→ Task to complete
Copy each line where the word "District" occurs.

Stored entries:
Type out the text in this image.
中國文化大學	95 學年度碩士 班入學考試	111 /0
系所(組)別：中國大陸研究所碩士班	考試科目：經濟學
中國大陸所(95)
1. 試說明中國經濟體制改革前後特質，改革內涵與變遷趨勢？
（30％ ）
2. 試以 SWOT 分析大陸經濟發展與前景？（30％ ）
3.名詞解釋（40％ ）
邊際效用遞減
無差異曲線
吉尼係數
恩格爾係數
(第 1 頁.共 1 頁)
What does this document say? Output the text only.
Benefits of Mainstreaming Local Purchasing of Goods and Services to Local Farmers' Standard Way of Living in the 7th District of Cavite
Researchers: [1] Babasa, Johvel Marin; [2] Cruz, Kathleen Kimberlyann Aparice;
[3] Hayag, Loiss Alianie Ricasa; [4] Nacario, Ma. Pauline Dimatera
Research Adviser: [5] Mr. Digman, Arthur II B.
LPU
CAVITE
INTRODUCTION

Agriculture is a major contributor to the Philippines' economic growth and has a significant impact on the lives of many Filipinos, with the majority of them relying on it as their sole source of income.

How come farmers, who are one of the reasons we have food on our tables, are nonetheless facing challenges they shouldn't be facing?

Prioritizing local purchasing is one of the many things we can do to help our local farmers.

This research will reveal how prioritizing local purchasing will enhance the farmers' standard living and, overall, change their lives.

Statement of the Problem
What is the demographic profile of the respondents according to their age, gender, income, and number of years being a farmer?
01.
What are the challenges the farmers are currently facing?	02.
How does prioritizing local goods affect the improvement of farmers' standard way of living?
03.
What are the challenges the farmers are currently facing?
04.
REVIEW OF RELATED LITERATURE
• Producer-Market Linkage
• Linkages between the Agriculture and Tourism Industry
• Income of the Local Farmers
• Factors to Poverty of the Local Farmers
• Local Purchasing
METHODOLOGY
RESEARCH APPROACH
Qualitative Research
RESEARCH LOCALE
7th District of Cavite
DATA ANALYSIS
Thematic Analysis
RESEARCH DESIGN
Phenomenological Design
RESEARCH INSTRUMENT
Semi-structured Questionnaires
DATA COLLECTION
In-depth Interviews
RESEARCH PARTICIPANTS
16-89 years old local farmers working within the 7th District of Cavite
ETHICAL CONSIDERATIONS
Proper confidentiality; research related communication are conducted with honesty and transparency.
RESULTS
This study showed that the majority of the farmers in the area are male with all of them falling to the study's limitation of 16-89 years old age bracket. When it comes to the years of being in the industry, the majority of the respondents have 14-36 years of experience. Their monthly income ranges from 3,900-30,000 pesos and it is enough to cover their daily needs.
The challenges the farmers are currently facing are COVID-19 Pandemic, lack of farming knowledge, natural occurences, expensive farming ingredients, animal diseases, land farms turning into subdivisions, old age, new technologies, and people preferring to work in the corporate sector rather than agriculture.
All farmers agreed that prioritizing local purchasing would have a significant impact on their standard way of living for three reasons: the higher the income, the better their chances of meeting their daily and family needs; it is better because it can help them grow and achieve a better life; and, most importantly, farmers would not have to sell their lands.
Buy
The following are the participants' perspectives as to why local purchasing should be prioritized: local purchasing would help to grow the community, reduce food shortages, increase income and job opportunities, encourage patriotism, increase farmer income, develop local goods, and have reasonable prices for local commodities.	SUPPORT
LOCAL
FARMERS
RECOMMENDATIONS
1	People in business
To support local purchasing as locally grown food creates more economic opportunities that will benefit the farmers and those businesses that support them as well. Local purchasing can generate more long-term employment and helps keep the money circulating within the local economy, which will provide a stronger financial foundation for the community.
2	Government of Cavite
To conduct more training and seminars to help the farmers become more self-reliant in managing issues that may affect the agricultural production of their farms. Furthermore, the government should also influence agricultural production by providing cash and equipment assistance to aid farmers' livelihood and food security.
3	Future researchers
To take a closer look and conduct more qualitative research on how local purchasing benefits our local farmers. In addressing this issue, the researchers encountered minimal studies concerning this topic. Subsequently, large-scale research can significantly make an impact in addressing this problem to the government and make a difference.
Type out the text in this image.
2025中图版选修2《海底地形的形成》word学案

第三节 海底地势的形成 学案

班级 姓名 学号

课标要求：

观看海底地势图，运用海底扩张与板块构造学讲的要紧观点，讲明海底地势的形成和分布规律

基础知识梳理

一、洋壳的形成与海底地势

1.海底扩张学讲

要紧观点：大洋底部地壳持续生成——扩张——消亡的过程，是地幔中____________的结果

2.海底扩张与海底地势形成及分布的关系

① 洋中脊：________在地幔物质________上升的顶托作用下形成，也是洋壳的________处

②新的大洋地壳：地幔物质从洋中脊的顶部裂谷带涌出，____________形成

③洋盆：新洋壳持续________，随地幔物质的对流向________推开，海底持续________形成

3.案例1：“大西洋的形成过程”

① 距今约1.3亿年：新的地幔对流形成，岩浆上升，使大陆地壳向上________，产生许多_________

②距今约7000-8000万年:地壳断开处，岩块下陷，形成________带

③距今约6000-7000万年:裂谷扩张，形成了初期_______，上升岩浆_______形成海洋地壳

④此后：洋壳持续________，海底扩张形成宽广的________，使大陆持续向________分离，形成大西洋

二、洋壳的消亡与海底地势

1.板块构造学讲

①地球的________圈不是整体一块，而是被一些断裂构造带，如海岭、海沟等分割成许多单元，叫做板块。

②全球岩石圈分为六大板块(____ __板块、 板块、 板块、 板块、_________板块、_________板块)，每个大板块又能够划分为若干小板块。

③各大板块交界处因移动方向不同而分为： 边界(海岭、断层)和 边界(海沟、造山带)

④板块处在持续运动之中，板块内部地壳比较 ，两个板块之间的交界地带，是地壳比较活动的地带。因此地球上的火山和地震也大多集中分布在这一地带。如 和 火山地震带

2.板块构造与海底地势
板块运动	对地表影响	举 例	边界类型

→ Exercise solution
Benefits of Mainstreaming Local Purchasing of Goods and Services to Local Farmers' Standard Way of Living in the 7th District of Cavite
7th District of Cavite
16-89 years old local farmers working within the 7th District of Cavite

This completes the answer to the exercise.